What you are asked to do:
Transcribe the full listing exactly, and drop every picture.

Task data:
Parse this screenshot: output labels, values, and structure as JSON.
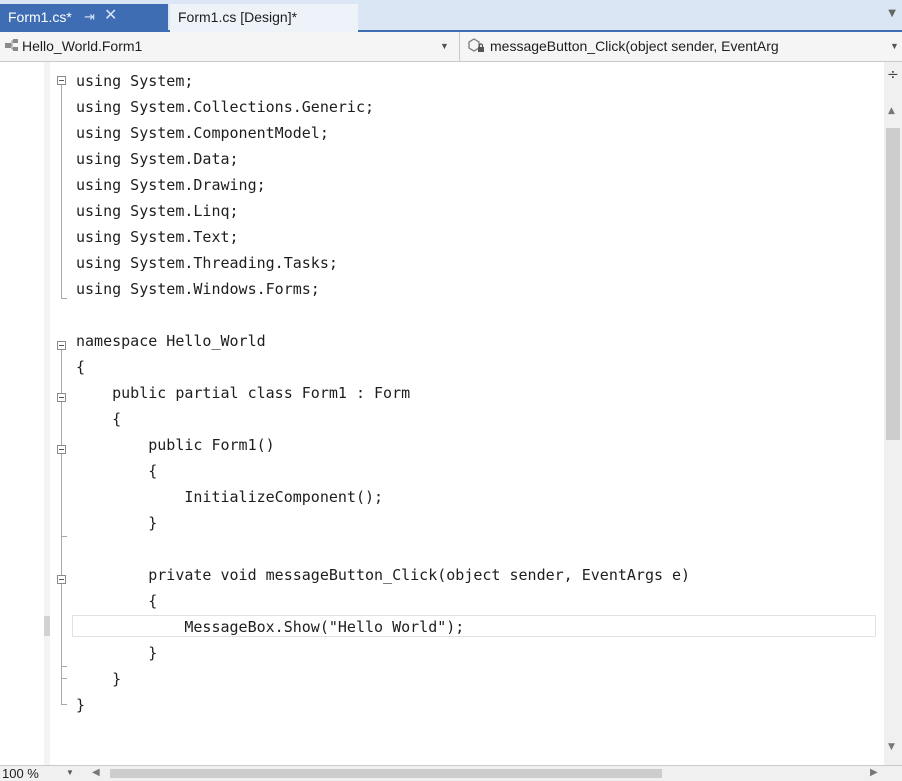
{
  "tabs": [
    {
      "label": "Form1.cs*",
      "active": true,
      "pin_glyph": "⇥",
      "close_glyph": "✕"
    },
    {
      "label": "Form1.cs [Design]*",
      "active": false
    }
  ],
  "navbar": {
    "class_selector": "Hello_World.Form1",
    "member_selector": "messageButton_Click(object sender, EventArg"
  },
  "code_lines": [
    "using System;",
    "using System.Collections.Generic;",
    "using System.ComponentModel;",
    "using System.Data;",
    "using System.Drawing;",
    "using System.Linq;",
    "using System.Text;",
    "using System.Threading.Tasks;",
    "using System.Windows.Forms;",
    "",
    "namespace Hello_World",
    "{",
    "    public partial class Form1 : Form",
    "    {",
    "        public Form1()",
    "        {",
    "            InitializeComponent();",
    "        }",
    "",
    "        private void messageButton_Click(object sender, EventArgs e)",
    "        {",
    "            MessageBox.Show(\"Hello World\");",
    "        }",
    "    }",
    "}"
  ],
  "statusbar": {
    "zoom": "100 %"
  },
  "colors": {
    "active_tab": "#3e6db3",
    "chrome_background": "#d8e3f0",
    "editor_background": "#ffffff"
  },
  "icons": {
    "class_icon": "class-icon",
    "method_icon": "private-method-icon"
  }
}
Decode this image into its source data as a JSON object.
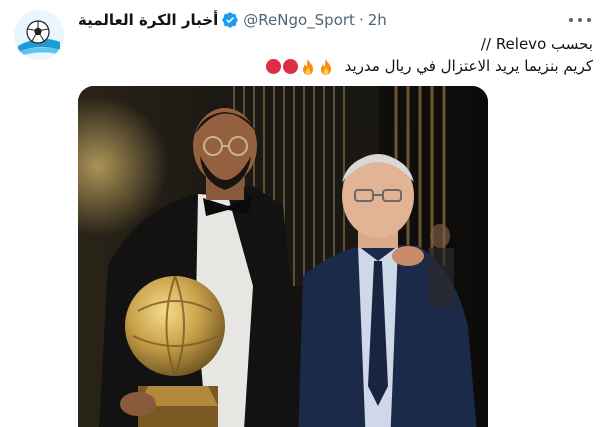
{
  "author": {
    "display_name": "أخبار الكرة العالمية",
    "handle": "@ReNgo_Sport",
    "separator": "·",
    "timestamp": "2h",
    "verified": true,
    "avatar_icon": "soccer-ball-logo-icon"
  },
  "tweet": {
    "line1": "بحسب Relevo //",
    "line2": "كريم بنزيما يريد الاعتزال في ريال مدريد",
    "emojis": [
      "fire",
      "fire",
      "red-circle",
      "red-circle"
    ]
  },
  "media": {
    "type": "photo",
    "alt": ""
  },
  "colors": {
    "verified": "#1d9bf0",
    "secondary_text": "#536471",
    "primary_text": "#0f1419",
    "emoji_red": "#dd2e44",
    "gold": "#c9a24a"
  }
}
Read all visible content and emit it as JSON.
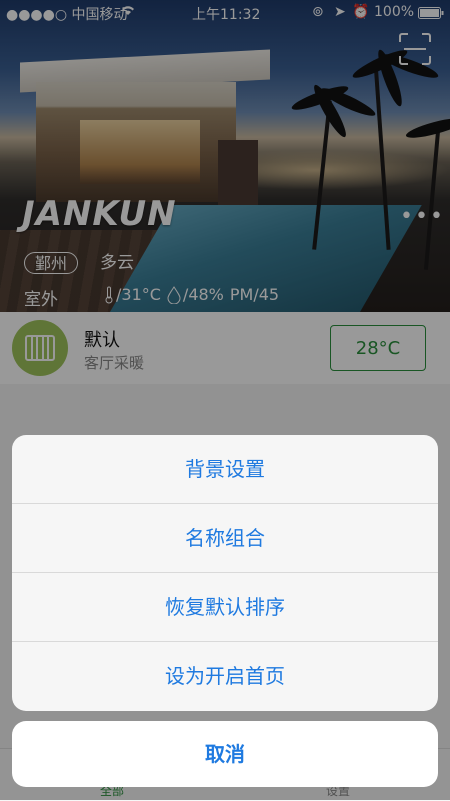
{
  "status_bar": {
    "carrier": "●●●●○ 中国移动",
    "time": "上午11:32",
    "battery": "100%"
  },
  "header": {
    "brand": "JANKUN",
    "city": "鄞州",
    "weather": "多云",
    "outdoor_label": "室外",
    "temperature": "/31°C",
    "humidity": "/48%",
    "pm": "PM/45"
  },
  "device": {
    "name": "默认",
    "room": "客厅采暖",
    "temperature": "28°C"
  },
  "tabs": {
    "all": "全部",
    "settings": "设置"
  },
  "action_sheet": {
    "items": [
      "背景设置",
      "名称组合",
      "恢复默认排序",
      "设为开启首页"
    ],
    "cancel": "取消"
  },
  "colors": {
    "accent_green": "#2a8f3c",
    "sheet_blue": "#1f7ae0"
  }
}
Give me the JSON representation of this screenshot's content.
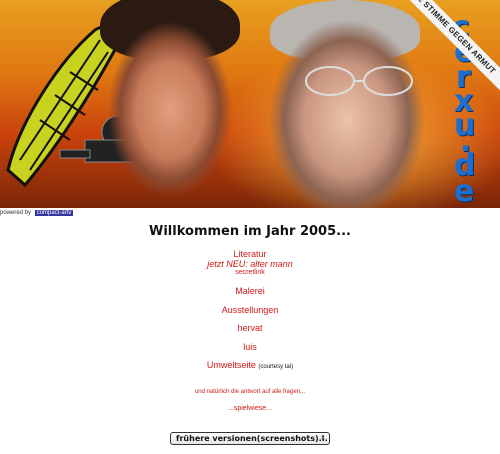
{
  "banner": {
    "site_letters": [
      "c",
      "e",
      "r",
      "x",
      "u",
      ".",
      "d",
      "e"
    ],
    "ribbon_text": "DEINE STIMME GEGEN ARMUT",
    "powered_prefix": "powered by",
    "powered_link": "compact-artv"
  },
  "main": {
    "heading": "Willkommen im Jahr 2005...",
    "nav": {
      "literatur": "Literatur",
      "jetzt_neu": "jetzt NEU:",
      "alter_mann": "alter mann",
      "secretlink": "secretlink",
      "malerei": "Malerei",
      "ausstellungen": "Ausstellungen",
      "hervat": "hervat",
      "luis": "luis",
      "umweltseite": "Umweltseite",
      "courtesy": "(courtesy tai)",
      "antwort": "und natürlich die antwort auf alle fragen...",
      "spielwiese": "...spielwiese..."
    },
    "versions_select": {
      "selected": "frühere versionen(screenshots)...",
      "arrows": "⇕"
    }
  },
  "colors": {
    "link_red": "#d21818",
    "title_blue": "#1b6fd0"
  }
}
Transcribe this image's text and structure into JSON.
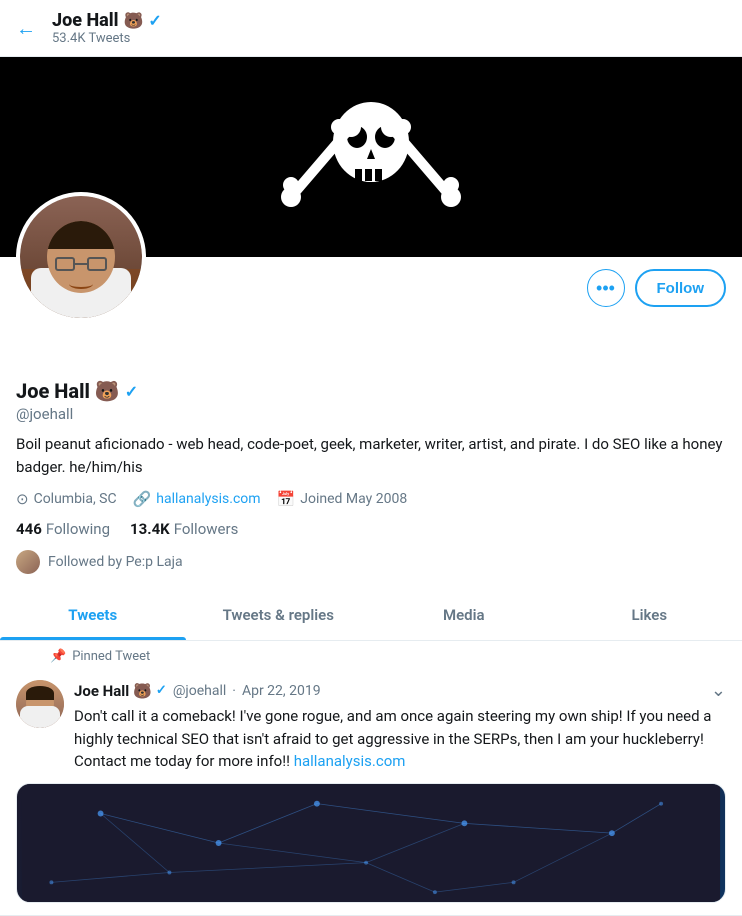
{
  "topBar": {
    "backLabel": "←",
    "userName": "Joe Hall",
    "userEmoji": "🐻",
    "verifiedLabel": "✓",
    "tweetsCount": "53.4K Tweets"
  },
  "profile": {
    "displayName": "Joe Hall",
    "emoji": "🐻",
    "username": "@joehall",
    "bio": "Boil peanut aficionado - web head, code-poet, geek, marketer, writer, artist, and pirate. I do SEO like a honey badger. he/him/his",
    "location": "Columbia, SC",
    "website": "hallanalysis.com",
    "websiteUrl": "hallanalysis.com",
    "joined": "Joined May 2008",
    "following": "446",
    "followingLabel": "Following",
    "followers": "13.4K",
    "followersLabel": "Followers",
    "followedBy": "Followed by Pe:p Laja"
  },
  "buttons": {
    "moreLabel": "•••",
    "followLabel": "Follow"
  },
  "tabs": [
    {
      "label": "Tweets",
      "active": true
    },
    {
      "label": "Tweets & replies",
      "active": false
    },
    {
      "label": "Media",
      "active": false
    },
    {
      "label": "Likes",
      "active": false
    }
  ],
  "pinnedTweet": {
    "pinnedLabel": "Pinned Tweet",
    "avatarAlt": "Joe Hall avatar",
    "name": "Joe Hall",
    "emoji": "🐻",
    "handle": "@joehall",
    "date": "Apr 22, 2019",
    "text": "Don't call it a comeback! I've gone rogue, and am once again steering my own ship! If you need a highly technical SEO that isn't afraid to get aggressive in the SERPs, then I am your huckleberry! Contact me today for more info!!",
    "link": "hallanalysis.com"
  },
  "icons": {
    "location": "⊙",
    "link": "🔗",
    "calendar": "📅",
    "pin": "📌"
  }
}
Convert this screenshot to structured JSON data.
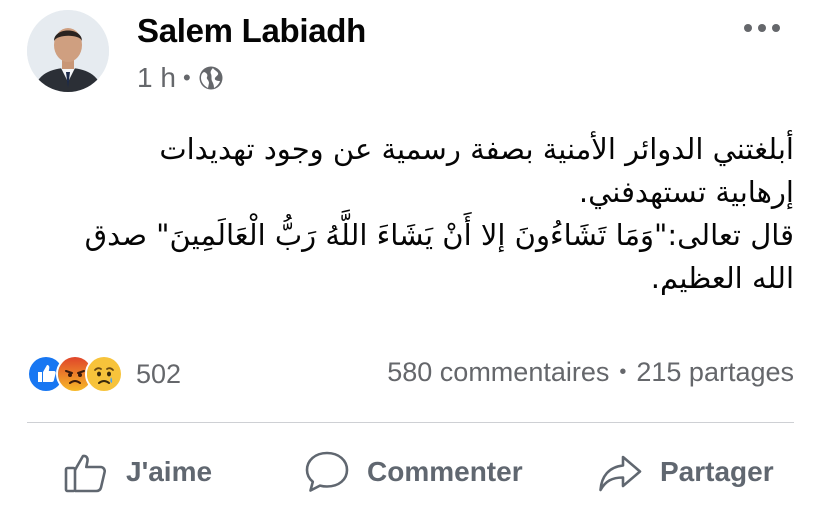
{
  "post": {
    "author": "Salem Labiadh",
    "time": "1 h",
    "separator": "•",
    "audience_icon": "globe-icon",
    "more_icon": "more-horizontal-icon",
    "body": "أبلغتني الدوائر الأمنية بصفة رسمية عن وجود تهديدات\nإرهابية تستهدفني.\nقال تعالى:\"وَمَا تَشَاءُونَ إلا أَنْ يَشَاءَ اللَّهُ رَبُّ الْعَالَمِينَ\" صدق\nالله العظيم."
  },
  "reactions": {
    "icons": [
      "like-reaction-icon",
      "angry-reaction-icon",
      "sad-reaction-icon"
    ],
    "count": "502",
    "colors": {
      "like": "#1877f2",
      "angry": "#f0682c",
      "sad": "#f7b928"
    }
  },
  "stats": {
    "comments": "580 commentaires",
    "separator": "•",
    "shares": "215 partages"
  },
  "actions": {
    "like": "J'aime",
    "comment": "Commenter",
    "share": "Partager"
  }
}
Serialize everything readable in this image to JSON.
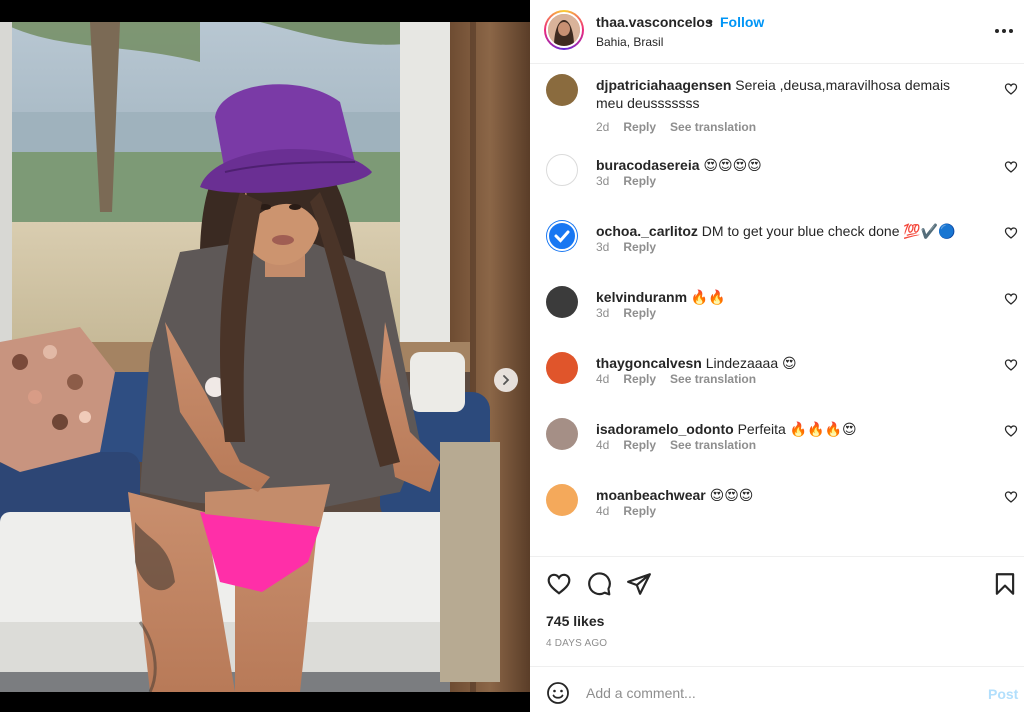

Output for this task:
Parse this screenshot: output labels, values, and structure as JSON.
{
  "tabs": [
    {
      "label": "Form1.cs*",
      "active": true,
      "pin_glyph": "⇥",
      "close_glyph": "✕"
    },
    {
      "label": "Form1.cs [Design]*",
      "active": false
    }
  ],
  "navbar": {
    "class_selector": "Hello_World.Form1",
    "member_selector": "messageButton_Click(object sender, EventArg"
  },
  "code_lines": [
    "using System;",
    "using System.Collections.Generic;",
    "using System.ComponentModel;",
    "using System.Data;",
    "using System.Drawing;",
    "using System.Linq;",
    "using System.Text;",
    "using System.Threading.Tasks;",
    "using System.Windows.Forms;",
    "",
    "namespace Hello_World",
    "{",
    "    public partial class Form1 : Form",
    "    {",
    "        public Form1()",
    "        {",
    "            InitializeComponent();",
    "        }",
    "",
    "        private void messageButton_Click(object sender, EventArgs e)",
    "        {",
    "            MessageBox.Show(\"Hello World\");",
    "        }",
    "    }",
    "}"
  ],
  "statusbar": {
    "zoom": "100 %"
  },
  "colors": {
    "active_tab": "#3e6db3",
    "chrome_background": "#d8e3f0",
    "editor_background": "#ffffff"
  },
  "icons": {
    "class_icon": "class-icon",
    "method_icon": "private-method-icon"
  }
}
Decode this image into its source data as a JSON object.
{
  "author": {
    "display_name": "أخبار الكرة العالمية",
    "handle": "@ReNgo_Sport",
    "separator": "·",
    "timestamp": "2h",
    "verified": true,
    "avatar_icon": "soccer-ball-logo-icon"
  },
  "tweet": {
    "line1": "بحسب Relevo //",
    "line2": "كريم بنزيما يريد الاعتزال في ريال مدريد",
    "emojis": [
      "fire",
      "fire",
      "red-circle",
      "red-circle"
    ]
  },
  "media": {
    "type": "photo",
    "alt": ""
  },
  "colors": {
    "verified": "#1d9bf0",
    "secondary_text": "#536471",
    "primary_text": "#0f1419",
    "emoji_red": "#dd2e44",
    "gold": "#c9a24a"
  }
}
Read all visible content and emit it as JSON.
{
  "status_bar": {
    "carrier": "●●●●○ 中国移动",
    "time": "上午11:32",
    "battery": "100%"
  },
  "header": {
    "brand": "JANKUN",
    "city": "鄞州",
    "weather": "多云",
    "outdoor_label": "室外",
    "temperature": "/31°C",
    "humidity": "/48%",
    "pm": "PM/45"
  },
  "device": {
    "name": "默认",
    "room": "客厅采暖",
    "temperature": "28°C"
  },
  "tabs": {
    "all": "全部",
    "settings": "设置"
  },
  "action_sheet": {
    "items": [
      "背景设置",
      "名称组合",
      "恢复默认排序",
      "设为开启首页"
    ],
    "cancel": "取消"
  },
  "colors": {
    "accent_green": "#2a8f3c",
    "sheet_blue": "#1f7ae0"
  }
}
Give me the JSON representation of this screenshot's content.
{
  "banner": {
    "site_letters": [
      "c",
      "e",
      "r",
      "x",
      "u",
      ".",
      "d",
      "e"
    ],
    "ribbon_text": "DEINE STIMME GEGEN ARMUT",
    "powered_prefix": "powered by",
    "powered_link": "compact-artv"
  },
  "main": {
    "heading": "Willkommen im Jahr 2005...",
    "nav": {
      "literatur": "Literatur",
      "jetzt_neu": "jetzt NEU:",
      "alter_mann": "alter mann",
      "secretlink": "secretlink",
      "malerei": "Malerei",
      "ausstellungen": "Ausstellungen",
      "hervat": "hervat",
      "luis": "luis",
      "umweltseite": "Umweltseite",
      "courtesy": "(courtesy tai)",
      "antwort": "und natürlich die antwort auf alle fragen...",
      "spielwiese": "...spielwiese..."
    },
    "versions_select": {
      "selected": "frühere versionen(screenshots)...",
      "arrows": "⇕"
    }
  },
  "colors": {
    "link_red": "#d21818",
    "title_blue": "#1b6fd0"
  }
}
Transcribe this image's text and structure into JSON.
{
  "topBar": {
    "backLabel": "←",
    "userName": "Joe Hall",
    "userEmoji": "🐻",
    "verifiedLabel": "✓",
    "tweetsCount": "53.4K Tweets"
  },
  "profile": {
    "displayName": "Joe Hall",
    "emoji": "🐻",
    "username": "@joehall",
    "bio": "Boil peanut aficionado - web head, code-poet, geek, marketer, writer, artist, and pirate. I do SEO like a honey badger. he/him/his",
    "location": "Columbia, SC",
    "website": "hallanalysis.com",
    "websiteUrl": "hallanalysis.com",
    "joined": "Joined May 2008",
    "following": "446",
    "followingLabel": "Following",
    "followers": "13.4K",
    "followersLabel": "Followers",
    "followedBy": "Followed by Pe:p Laja"
  },
  "buttons": {
    "moreLabel": "•••",
    "followLabel": "Follow"
  },
  "tabs": [
    {
      "label": "Tweets",
      "active": true
    },
    {
      "label": "Tweets & replies",
      "active": false
    },
    {
      "label": "Media",
      "active": false
    },
    {
      "label": "Likes",
      "active": false
    }
  ],
  "pinnedTweet": {
    "pinnedLabel": "Pinned Tweet",
    "avatarAlt": "Joe Hall avatar",
    "name": "Joe Hall",
    "emoji": "🐻",
    "handle": "@joehall",
    "date": "Apr 22, 2019",
    "text": "Don't call it a comeback! I've gone rogue, and am once again steering my own ship! If you need a highly technical SEO that isn't afraid to get aggressive in the SERPs, then I am your huckleberry! Contact me today for more info!!",
    "link": "hallanalysis.com"
  },
  "icons": {
    "location": "⊙",
    "link": "🔗",
    "calendar": "📅",
    "pin": "📌"
  }
}
Convert this screenshot to structured JSON data.
{
  "post": {
    "author": "Salem Labiadh",
    "time": "1 h",
    "separator": "•",
    "audience_icon": "globe-icon",
    "more_icon": "more-horizontal-icon",
    "body": "أبلغتني الدوائر الأمنية بصفة رسمية عن وجود تهديدات\nإرهابية تستهدفني.\nقال تعالى:\"وَمَا تَشَاءُونَ إلا أَنْ يَشَاءَ اللَّهُ رَبُّ الْعَالَمِينَ\" صدق\nالله العظيم."
  },
  "reactions": {
    "icons": [
      "like-reaction-icon",
      "angry-reaction-icon",
      "sad-reaction-icon"
    ],
    "count": "502",
    "colors": {
      "like": "#1877f2",
      "angry": "#f0682c",
      "sad": "#f7b928"
    }
  },
  "stats": {
    "comments": "580 commentaires",
    "separator": "•",
    "shares": "215 partages"
  },
  "actions": {
    "like": "J'aime",
    "comment": "Commenter",
    "share": "Partager"
  }
}
Serialize everything readable in this image to JSON.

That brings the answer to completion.